Activity: Please reproduce the text below on OSA and lung cancer in full, word for word.

Source document:
--*--
Accounting for 4%–6% of lung adenocarcinoma (Schneider et al., 2023), the unique stromal reaction and inflammatory characteristics of tumors may indirectly affect airway function, and side effects related to ALK inhibitors may interfere with sleep quality. Currently, there are no clinical or basic studies exploring its association with OSA, which is a complete data gap. Targeted explorations are urgently needed to clarify whether there is a specific association between the two.

Endothelin-1 and its receptors play a crucial role in CIH-induced cancer progression, exacerbating the malignant phenotype by promoting tumor cell proliferation, migration, angiogenesis, metastasis, and chemoresistance. A recent study confirmed that therapeutic blocking of endothelin receptors can effectively prevent CIH-induced tumor formation in both in vitro and in vivo models (Minoves et al., 2022), providing direct experimental evidence for anti-angiogenic therapy of OSA-associated lung cancer and promising to be one of the precise targeted strategies.

Vascular cell adhesion molecule-1 (VCAM-1) is a key biomarker for vascular microenvironment remodeling in OSA-associated lung cancer. A clinical cohort study showed that circulating VCAM-1 levels in OSA patients are significantly associated with cancer risk (Hirsch Allen et al., 2024). It promotes tumor invasion and metastasis by mediating the adhesion and transendothelial migration of tumor cells and endothelial cells (Schlesinger and Bendas, 2015; Dymicka-Piekarska et al., 2012); moreover, VCAM-1 levels in patients with OSA combined with melanoma are significantly higher than those in tumor patients without OSA (Dymicka-Piekarska et al., 2012), indicating its specific role in vascular infiltration of OSA-related tumors. Therefore, the development of VCAM-1-specific inhibitors or antibody drugs can inhibit tumor vascular infiltration and distant metastasis by blocking the interaction between tumor cells and vascular endothelium, which is particularly suitable for OSA-associated lung cancer patients.
--*--
The data:
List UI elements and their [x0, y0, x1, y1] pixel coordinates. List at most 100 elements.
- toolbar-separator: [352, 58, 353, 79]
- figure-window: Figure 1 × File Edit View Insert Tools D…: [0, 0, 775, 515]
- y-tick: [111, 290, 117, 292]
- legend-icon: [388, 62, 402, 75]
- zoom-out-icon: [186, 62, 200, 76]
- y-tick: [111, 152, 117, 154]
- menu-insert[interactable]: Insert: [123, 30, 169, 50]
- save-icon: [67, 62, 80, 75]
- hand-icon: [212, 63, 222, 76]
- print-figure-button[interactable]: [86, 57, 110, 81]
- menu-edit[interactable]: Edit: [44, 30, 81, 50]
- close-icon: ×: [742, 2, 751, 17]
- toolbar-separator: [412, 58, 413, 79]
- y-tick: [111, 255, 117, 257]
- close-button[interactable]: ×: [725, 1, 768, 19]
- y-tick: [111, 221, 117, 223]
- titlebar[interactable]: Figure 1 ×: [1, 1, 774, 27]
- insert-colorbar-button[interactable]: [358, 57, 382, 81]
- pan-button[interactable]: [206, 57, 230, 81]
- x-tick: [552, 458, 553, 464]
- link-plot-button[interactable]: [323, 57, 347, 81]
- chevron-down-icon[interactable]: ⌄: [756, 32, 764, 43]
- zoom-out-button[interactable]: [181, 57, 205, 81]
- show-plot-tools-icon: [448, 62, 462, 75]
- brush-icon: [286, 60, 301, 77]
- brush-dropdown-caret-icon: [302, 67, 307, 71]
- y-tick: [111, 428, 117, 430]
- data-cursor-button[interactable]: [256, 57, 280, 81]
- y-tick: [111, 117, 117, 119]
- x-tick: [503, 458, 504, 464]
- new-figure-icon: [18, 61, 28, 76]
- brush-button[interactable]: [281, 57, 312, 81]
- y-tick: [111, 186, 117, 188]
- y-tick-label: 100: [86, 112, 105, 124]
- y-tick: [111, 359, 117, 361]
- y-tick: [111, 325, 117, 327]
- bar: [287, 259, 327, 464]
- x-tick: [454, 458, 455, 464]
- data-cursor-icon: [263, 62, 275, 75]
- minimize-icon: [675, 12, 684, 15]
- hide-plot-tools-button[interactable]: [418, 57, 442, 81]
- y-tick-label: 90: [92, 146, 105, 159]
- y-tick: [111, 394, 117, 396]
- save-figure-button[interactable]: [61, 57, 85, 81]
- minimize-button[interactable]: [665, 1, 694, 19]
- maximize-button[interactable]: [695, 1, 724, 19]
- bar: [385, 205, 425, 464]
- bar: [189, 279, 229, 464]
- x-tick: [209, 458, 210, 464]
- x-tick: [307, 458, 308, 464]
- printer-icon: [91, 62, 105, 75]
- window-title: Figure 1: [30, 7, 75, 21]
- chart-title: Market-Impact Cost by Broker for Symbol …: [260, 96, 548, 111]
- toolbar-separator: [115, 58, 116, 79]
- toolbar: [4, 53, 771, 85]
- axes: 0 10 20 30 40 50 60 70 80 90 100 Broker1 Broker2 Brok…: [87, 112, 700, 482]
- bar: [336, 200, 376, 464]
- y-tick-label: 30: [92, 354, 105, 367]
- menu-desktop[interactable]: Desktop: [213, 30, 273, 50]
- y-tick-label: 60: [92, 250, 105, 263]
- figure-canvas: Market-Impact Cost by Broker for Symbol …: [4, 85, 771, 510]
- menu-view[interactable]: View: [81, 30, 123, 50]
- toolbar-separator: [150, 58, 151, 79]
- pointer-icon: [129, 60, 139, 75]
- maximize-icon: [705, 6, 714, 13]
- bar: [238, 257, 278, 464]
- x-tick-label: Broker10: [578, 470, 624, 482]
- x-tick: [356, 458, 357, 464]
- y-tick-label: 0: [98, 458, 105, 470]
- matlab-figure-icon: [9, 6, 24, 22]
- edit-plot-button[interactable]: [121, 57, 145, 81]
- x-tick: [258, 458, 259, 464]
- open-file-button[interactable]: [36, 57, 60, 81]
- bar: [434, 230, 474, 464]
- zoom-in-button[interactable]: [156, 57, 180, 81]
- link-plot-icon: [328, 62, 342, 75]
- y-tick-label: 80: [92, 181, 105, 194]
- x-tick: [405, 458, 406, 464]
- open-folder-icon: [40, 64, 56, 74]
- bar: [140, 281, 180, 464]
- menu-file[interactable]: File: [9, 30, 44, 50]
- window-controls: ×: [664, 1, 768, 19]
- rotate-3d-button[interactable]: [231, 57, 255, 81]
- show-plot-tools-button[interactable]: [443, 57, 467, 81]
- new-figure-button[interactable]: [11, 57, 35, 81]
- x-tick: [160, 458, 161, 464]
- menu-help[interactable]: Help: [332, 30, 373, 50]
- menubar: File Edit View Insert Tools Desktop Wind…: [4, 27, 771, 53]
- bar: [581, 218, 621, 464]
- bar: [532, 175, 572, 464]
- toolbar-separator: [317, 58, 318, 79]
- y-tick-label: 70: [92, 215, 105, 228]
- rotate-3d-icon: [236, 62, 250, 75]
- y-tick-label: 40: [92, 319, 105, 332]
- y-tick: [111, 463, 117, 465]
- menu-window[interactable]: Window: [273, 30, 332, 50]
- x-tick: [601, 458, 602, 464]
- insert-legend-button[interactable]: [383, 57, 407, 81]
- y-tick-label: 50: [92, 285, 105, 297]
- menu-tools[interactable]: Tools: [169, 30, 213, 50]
--*--
Answer section:
Accounting for 4%–6% of lung adenocarcinoma (Schneider et al., 2023), the unique stromal reaction and inflammatory characteristics of tumors may indirectly affect airway function, and side effects related to ALK inhibitors may interfere with sleep quality. Currently, there are no clinical or basic studies exploring its association with OSA, which is a complete data gap. Targeted explorations are urgently needed to clarify whether there is a specific association between the two.

Endothelin-1 and its receptors play a crucial role in CIH-induced cancer progression, exacerbating the malignant phenotype by promoting tumor cell proliferation, migration, angiogenesis, metastasis, and chemoresistance. A recent study confirmed that therapeutic blocking of endothelin receptors can effectively prevent CIH-induced tumor formation in both in vitro and in vivo models (Minoves et al., 2022), providing direct experimental evidence for anti-angiogenic therapy of OSA-associated lung cancer and promising to be one of the precise targeted strategies.

Vascular cell adhesion molecule-1 (VCAM-1) is a key biomarker for vascular microenvironment remodeling in OSA-associated lung cancer. A clinical cohort study showed that circulating VCAM-1 levels in OSA patients are significantly associated with cancer risk (Hirsch Allen et al., 2024). It promotes tumor invasion and metastasis by mediating the adhesion and transendothelial migration of tumor cells and endothelial cells (Schlesinger and Bendas, 2015; Dymicka-Piekarska et al., 2012); moreover, VCAM-1 levels in patients with OSA combined with melanoma are significantly higher than those in tumor patients without OSA (Dymicka-Piekarska et al., 2012), indicating its specific role in vascular infiltration of OSA-related tumors. Therefore, the development of VCAM-1-specific inhibitors or antibody drugs can inhibit tumor vascular infiltration and distant metastasis by blocking the interaction between tumor cells and vascular endothelium, which is particularly suitable for OSA-associated lung cancer patients.